— begin —
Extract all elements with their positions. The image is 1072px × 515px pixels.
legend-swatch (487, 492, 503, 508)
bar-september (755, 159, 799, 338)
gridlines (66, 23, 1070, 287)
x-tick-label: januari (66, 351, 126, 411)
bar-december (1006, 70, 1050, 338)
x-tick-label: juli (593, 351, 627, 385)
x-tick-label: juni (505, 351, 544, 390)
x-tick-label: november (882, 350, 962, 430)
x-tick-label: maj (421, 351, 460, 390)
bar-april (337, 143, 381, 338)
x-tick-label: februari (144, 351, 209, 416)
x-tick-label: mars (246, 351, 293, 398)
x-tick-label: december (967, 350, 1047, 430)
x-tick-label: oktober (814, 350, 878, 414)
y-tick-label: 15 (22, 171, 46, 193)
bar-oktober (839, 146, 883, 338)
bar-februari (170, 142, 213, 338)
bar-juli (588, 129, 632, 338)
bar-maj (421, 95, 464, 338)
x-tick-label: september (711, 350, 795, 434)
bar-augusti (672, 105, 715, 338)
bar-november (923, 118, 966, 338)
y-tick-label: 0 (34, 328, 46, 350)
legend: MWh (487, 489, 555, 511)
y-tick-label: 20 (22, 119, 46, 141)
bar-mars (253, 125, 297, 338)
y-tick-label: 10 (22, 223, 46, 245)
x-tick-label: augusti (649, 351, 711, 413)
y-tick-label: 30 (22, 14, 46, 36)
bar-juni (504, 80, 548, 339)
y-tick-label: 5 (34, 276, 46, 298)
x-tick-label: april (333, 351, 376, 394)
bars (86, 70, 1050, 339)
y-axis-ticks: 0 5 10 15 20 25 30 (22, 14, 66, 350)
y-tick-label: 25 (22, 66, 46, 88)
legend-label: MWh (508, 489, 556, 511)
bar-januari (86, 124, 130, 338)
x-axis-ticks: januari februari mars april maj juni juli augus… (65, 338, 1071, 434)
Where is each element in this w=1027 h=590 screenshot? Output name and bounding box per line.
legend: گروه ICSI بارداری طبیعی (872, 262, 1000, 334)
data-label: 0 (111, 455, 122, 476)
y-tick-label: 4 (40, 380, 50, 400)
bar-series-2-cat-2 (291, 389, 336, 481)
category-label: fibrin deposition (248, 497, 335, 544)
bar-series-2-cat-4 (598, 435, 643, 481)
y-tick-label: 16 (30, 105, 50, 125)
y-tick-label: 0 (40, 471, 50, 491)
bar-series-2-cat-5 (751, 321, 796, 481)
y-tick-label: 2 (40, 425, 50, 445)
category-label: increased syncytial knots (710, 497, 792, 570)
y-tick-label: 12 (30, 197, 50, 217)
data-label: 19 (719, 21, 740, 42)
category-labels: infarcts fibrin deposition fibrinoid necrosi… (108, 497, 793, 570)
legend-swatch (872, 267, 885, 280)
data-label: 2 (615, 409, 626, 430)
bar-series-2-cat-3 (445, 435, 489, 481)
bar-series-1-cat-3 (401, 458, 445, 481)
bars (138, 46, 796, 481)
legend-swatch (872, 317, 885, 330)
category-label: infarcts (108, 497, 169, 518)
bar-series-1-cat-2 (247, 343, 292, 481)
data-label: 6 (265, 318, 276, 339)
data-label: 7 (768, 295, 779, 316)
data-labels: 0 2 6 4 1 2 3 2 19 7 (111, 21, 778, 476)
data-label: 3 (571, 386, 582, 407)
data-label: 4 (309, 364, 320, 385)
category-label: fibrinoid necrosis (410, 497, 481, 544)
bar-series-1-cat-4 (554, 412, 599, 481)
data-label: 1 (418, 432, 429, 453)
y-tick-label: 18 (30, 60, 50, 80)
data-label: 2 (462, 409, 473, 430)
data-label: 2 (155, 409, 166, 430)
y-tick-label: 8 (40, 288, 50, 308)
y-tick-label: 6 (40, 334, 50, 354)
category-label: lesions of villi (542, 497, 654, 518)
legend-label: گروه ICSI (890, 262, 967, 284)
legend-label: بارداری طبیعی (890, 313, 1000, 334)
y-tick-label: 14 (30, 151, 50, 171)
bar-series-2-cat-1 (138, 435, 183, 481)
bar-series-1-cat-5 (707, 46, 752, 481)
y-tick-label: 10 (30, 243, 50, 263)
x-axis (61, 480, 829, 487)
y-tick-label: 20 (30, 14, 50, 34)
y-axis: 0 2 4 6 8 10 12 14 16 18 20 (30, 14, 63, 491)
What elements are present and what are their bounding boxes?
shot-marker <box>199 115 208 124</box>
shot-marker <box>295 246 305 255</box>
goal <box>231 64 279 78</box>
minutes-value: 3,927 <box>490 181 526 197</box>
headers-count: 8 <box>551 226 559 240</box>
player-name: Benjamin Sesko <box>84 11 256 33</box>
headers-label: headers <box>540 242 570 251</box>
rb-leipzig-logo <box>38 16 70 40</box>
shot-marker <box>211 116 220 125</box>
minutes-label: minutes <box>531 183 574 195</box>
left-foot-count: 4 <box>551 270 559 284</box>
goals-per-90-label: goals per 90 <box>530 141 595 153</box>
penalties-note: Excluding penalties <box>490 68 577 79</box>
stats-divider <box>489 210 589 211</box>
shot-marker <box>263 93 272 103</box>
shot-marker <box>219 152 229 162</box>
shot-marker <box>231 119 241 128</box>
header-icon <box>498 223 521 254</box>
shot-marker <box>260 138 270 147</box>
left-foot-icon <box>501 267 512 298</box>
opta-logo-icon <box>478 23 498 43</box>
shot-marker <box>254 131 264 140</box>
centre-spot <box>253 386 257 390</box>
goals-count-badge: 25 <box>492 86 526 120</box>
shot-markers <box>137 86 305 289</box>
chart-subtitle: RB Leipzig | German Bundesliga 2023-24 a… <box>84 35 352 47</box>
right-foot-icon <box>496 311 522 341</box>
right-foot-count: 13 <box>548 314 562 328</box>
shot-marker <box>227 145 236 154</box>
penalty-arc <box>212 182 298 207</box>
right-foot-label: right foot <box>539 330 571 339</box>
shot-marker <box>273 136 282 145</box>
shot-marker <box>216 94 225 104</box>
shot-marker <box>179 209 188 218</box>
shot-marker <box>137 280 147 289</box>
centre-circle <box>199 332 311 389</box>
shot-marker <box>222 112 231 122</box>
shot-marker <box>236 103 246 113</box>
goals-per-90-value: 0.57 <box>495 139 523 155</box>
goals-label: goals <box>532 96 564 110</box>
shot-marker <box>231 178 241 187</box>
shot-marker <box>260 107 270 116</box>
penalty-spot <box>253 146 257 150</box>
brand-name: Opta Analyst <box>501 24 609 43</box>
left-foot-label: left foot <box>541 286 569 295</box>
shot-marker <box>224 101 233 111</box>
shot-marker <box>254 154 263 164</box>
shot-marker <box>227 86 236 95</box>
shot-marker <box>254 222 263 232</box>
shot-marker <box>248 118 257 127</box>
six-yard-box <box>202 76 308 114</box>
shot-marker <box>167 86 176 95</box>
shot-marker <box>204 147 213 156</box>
— end —
Short task ▸ Show every line of the material above that contains the string "april", copying each line in full. Case counts, so only exact-case matches qualify.

Exercise result ▸
bar-april (337, 143, 381, 338)
x-tick-label: april (333, 351, 376, 394)
x-axis-ticks: januari februari mars april maj juni juli augus… (65, 338, 1071, 434)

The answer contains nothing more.